-- Start of RECORD SET --

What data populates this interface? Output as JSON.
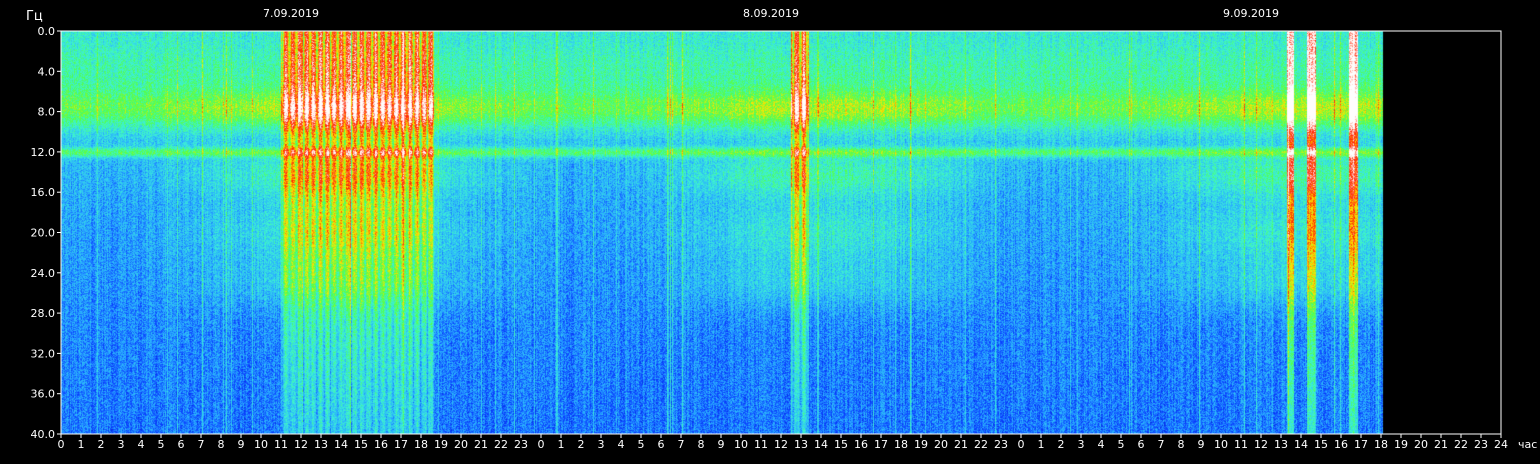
{
  "chart_data": {
    "type": "heatmap",
    "title": "",
    "ylabel": "Гц",
    "xlabel": "час",
    "ylim": [
      0,
      40
    ],
    "y_axis_inverted": true,
    "y_ticks": [
      "0.0",
      "4.0",
      "8.0",
      "12.0",
      "16.0",
      "20.0",
      "24.0",
      "28.0",
      "32.0",
      "36.0",
      "40.0"
    ],
    "x_ticks": [
      "0",
      "1",
      "2",
      "3",
      "4",
      "5",
      "6",
      "7",
      "8",
      "9",
      "10",
      "11",
      "12",
      "13",
      "14",
      "15",
      "16",
      "17",
      "18",
      "19",
      "20",
      "21",
      "22",
      "23",
      "0",
      "1",
      "2",
      "3",
      "4",
      "5",
      "6",
      "7",
      "8",
      "9",
      "10",
      "11",
      "12",
      "13",
      "14",
      "15",
      "16",
      "17",
      "18",
      "19",
      "20",
      "21",
      "22",
      "23",
      "0",
      "1",
      "2",
      "3",
      "4",
      "5",
      "6",
      "7",
      "8",
      "9",
      "10",
      "11",
      "12",
      "13",
      "14",
      "15",
      "16",
      "17",
      "18",
      "19",
      "20",
      "21",
      "22",
      "23",
      "24"
    ],
    "dates": [
      {
        "label": "7.09.2019",
        "hour": 11.5
      },
      {
        "label": "8.09.2019",
        "hour": 35.5
      },
      {
        "label": "9.09.2019",
        "hour": 59.5
      }
    ],
    "data_end_hour": 66.1,
    "resonance_bands_hz": [
      7.8,
      12.0,
      14.3,
      20.0,
      25.0
    ],
    "color_scale": [
      "#000d8a",
      "#0a3cff",
      "#2ab0ff",
      "#3df2d4",
      "#52ff4a",
      "#ffe600",
      "#ff2000",
      "#ffffff"
    ],
    "bright_events_hours": [
      {
        "start": 11.0,
        "end": 18.6,
        "note": "bursts"
      },
      {
        "start": 36.5,
        "end": 37.4,
        "note": "bursts"
      },
      {
        "start": 61.3,
        "end": 61.6,
        "note": "broadband line"
      },
      {
        "start": 62.3,
        "end": 62.7,
        "note": "broadband line"
      },
      {
        "start": 64.4,
        "end": 64.8,
        "note": "broadband line"
      }
    ]
  }
}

-- End of RECORD SET --

Reproduce the full material exactly, excluding the pictures.

TASK OUTPUT:
What data populates this interface? Output as JSON.
{
  "chart_data": {
    "type": "heatmap",
    "title": "",
    "ylabel": "Гц",
    "xlabel": "час",
    "ylim": [
      0,
      40
    ],
    "y_axis_inverted": true,
    "y_ticks": [
      "0.0",
      "4.0",
      "8.0",
      "12.0",
      "16.0",
      "20.0",
      "24.0",
      "28.0",
      "32.0",
      "36.0",
      "40.0"
    ],
    "x_ticks": [
      "0",
      "1",
      "2",
      "3",
      "4",
      "5",
      "6",
      "7",
      "8",
      "9",
      "10",
      "11",
      "12",
      "13",
      "14",
      "15",
      "16",
      "17",
      "18",
      "19",
      "20",
      "21",
      "22",
      "23",
      "0",
      "1",
      "2",
      "3",
      "4",
      "5",
      "6",
      "7",
      "8",
      "9",
      "10",
      "11",
      "12",
      "13",
      "14",
      "15",
      "16",
      "17",
      "18",
      "19",
      "20",
      "21",
      "22",
      "23",
      "0",
      "1",
      "2",
      "3",
      "4",
      "5",
      "6",
      "7",
      "8",
      "9",
      "10",
      "11",
      "12",
      "13",
      "14",
      "15",
      "16",
      "17",
      "18",
      "19",
      "20",
      "21",
      "22",
      "23",
      "24"
    ],
    "dates": [
      {
        "label": "7.09.2019",
        "hour": 11.5
      },
      {
        "label": "8.09.2019",
        "hour": 35.5
      },
      {
        "label": "9.09.2019",
        "hour": 59.5
      }
    ],
    "data_end_hour": 66.1,
    "resonance_bands_hz": [
      7.8,
      12.0,
      14.3,
      20.0,
      25.0
    ],
    "color_scale": [
      "#000d8a",
      "#0a3cff",
      "#2ab0ff",
      "#3df2d4",
      "#52ff4a",
      "#ffe600",
      "#ff2000",
      "#ffffff"
    ],
    "bright_events_hours": [
      {
        "start": 11.0,
        "end": 18.6,
        "note": "bursts"
      },
      {
        "start": 36.5,
        "end": 37.4,
        "note": "bursts"
      },
      {
        "start": 61.3,
        "end": 61.6,
        "note": "broadband line"
      },
      {
        "start": 62.3,
        "end": 62.7,
        "note": "broadband line"
      },
      {
        "start": 64.4,
        "end": 64.8,
        "note": "broadband line"
      }
    ]
  }
}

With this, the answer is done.